- _INSTRUCTIONS FOR THE TASK_
Check each line of the listing below for the string "name", and copy the ones that have it.

==== RECORD LIST ====

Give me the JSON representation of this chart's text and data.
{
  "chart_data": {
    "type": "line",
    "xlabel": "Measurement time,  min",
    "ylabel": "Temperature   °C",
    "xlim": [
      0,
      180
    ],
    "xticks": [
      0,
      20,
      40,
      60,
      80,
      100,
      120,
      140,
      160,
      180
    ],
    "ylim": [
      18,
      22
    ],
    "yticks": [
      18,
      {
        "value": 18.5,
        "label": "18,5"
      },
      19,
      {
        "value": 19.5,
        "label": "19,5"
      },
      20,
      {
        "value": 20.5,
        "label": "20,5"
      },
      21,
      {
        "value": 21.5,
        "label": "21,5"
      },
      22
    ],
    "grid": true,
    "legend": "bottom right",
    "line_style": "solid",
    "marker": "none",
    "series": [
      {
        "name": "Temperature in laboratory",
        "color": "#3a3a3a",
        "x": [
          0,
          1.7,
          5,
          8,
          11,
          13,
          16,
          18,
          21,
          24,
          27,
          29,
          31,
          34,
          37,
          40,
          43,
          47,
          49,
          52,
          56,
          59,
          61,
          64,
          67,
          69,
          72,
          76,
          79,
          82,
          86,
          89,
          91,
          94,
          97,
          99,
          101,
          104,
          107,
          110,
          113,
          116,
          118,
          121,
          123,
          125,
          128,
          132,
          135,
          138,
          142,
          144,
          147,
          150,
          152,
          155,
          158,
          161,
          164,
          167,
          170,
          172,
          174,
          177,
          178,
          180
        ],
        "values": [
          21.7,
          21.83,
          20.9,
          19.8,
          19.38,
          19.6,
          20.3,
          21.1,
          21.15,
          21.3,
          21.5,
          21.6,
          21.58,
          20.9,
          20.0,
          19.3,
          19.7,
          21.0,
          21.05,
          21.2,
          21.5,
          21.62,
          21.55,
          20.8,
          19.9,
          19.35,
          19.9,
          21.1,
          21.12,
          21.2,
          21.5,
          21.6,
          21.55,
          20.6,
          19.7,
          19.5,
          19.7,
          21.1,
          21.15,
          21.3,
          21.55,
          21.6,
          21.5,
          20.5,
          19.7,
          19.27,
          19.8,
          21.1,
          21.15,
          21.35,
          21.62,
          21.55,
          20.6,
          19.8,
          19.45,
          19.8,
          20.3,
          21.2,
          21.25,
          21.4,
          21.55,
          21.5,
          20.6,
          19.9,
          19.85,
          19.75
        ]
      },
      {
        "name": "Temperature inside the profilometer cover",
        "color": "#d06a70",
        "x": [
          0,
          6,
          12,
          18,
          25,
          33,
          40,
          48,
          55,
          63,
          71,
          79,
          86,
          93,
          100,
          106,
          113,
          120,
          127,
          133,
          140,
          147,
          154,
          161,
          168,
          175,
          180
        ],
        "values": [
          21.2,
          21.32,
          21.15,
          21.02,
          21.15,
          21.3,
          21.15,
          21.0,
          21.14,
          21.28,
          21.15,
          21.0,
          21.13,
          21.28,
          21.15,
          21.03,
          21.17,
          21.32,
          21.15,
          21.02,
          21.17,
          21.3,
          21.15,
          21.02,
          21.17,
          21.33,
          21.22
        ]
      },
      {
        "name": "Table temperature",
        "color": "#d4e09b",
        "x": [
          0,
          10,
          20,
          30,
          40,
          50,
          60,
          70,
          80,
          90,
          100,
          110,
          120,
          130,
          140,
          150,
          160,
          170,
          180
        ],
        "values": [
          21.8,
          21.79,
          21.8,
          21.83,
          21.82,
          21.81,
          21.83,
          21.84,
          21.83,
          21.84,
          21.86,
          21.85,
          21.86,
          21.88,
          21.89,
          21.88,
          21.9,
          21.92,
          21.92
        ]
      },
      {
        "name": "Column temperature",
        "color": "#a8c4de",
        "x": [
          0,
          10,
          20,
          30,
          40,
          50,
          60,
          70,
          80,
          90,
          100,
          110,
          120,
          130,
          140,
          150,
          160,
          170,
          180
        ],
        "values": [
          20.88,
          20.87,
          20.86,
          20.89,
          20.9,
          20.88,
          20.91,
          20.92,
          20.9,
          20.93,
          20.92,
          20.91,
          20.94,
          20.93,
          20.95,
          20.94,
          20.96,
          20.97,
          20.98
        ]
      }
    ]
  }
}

====

- _THE SOLUTION_
        "name": "Temperature in laboratory",
        "name": "Temperature inside the profilometer cover",
        "name": "Table temperature",
        "name": "Column temperature",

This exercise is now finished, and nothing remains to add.